==== Records supplied

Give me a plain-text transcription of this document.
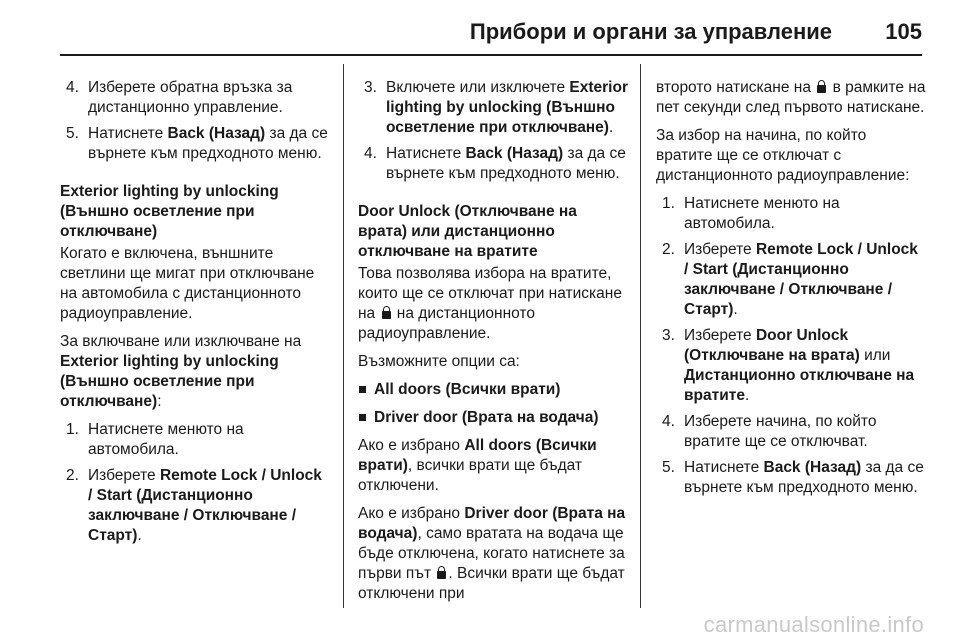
Прибори и органи за управление 105
4. Изберете обратна връзка за дистанционно управление.
5. Натиснете Back (Назад) за да се върнете към предходното меню.

Exterior lighting by unlocking (Външно осветление при отключване)

Когато е включена, външните светлини ще мигат при отключване на автомобила с дистанционното радиоуправление.

За включване или изключване на Exterior lighting by unlocking (Външно осветление при отключване):

1. Натиснете менюто на автомобила.
2. Изберете Remote Lock / Unlock / Start (Дистанционно заключване / Отключване / Старт).
3. Включете или изключете Exterior lighting by unlocking (Външно осветление при отключване).
4. Натиснете Back (Назад) за да се върнете към предходното меню.

Door Unlock (Отключване на врата) или дистанционно отключване на вратите

Това позволява избора на вратите, които ще се отключат при натискане на  на дистанционното радиоуправление.

Възможните опции са:

All doors (Всички врати)
Driver door (Врата на водача)

Ако е избрано All doors (Всички врати), всички врати ще бъдат отключени.

Ако е избрано Driver door (Врата на водача), само вратата на водача ще бъде отключена, когато натиснете за първи път . Всички врати ще бъдат отключени при

второто натискане на  в рамките на пет секунди след първото натискане.

За избор на начина, по който вратите ще се отключат с дистанционното радиоуправление:

1. Натиснете менюто на автомобила.
2. Изберете Remote Lock / Unlock / Start (Дистанционно заключване / Отключване / Старт).
3. Изберете Door Unlock (Отключване на врата) или Дистанционно отключване на вратите.
4. Изберете начина, по който вратите ще се отключват.
5. Натиснете Back (Назад) за да се върнете към предходното меню.
carmanualsonline.info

========

» **Stated task**: Copy out all of the material exactly as written, without its pictures.

» **Solution for this task**:
Give me a plain-text transcription of this document.
Прибори и органи за управление 105
4. Изберете обратна връзка за дистанционно управление.
5. Натиснете Back (Назад) за да се върнете към предходното меню.

Exterior lighting by unlocking (Външно осветление при отключване)

Когато е включена, външните светлини ще мигат при отключване на автомобила с дистанционното радиоуправление.

За включване или изключване на Exterior lighting by unlocking (Външно осветление при отключване):

1. Натиснете менюто на автомобила.
2. Изберете Remote Lock / Unlock / Start (Дистанционно заключване / Отключване / Старт).
3. Включете или изключете Exterior lighting by unlocking (Външно осветление при отключване).
4. Натиснете Back (Назад) за да се върнете към предходното меню.

Door Unlock (Отключване на врата) или дистанционно отключване на вратите

Това позволява избора на вратите, които ще се отключат при натискане на  на дистанционното радиоуправление.

Възможните опции са:

All doors (Всички врати)
Driver door (Врата на водача)

Ако е избрано All doors (Всички врати), всички врати ще бъдат отключени.

Ако е избрано Driver door (Врата на водача), само вратата на водача ще бъде отключена, когато натиснете за първи път . Всички врати ще бъдат отключени при

второто натискане на  в рамките на пет секунди след първото натискане.

За избор на начина, по който вратите ще се отключат с дистанционното радиоуправление:

1. Натиснете менюто на автомобила.
2. Изберете Remote Lock / Unlock / Start (Дистанционно заключване / Отключване / Старт).
3. Изберете Door Unlock (Отключване на врата) или Дистанционно отключване на вратите.
4. Изберете начина, по който вратите ще се отключват.
5. Натиснете Back (Назад) за да се върнете към предходното меню.
carmanualsonline.info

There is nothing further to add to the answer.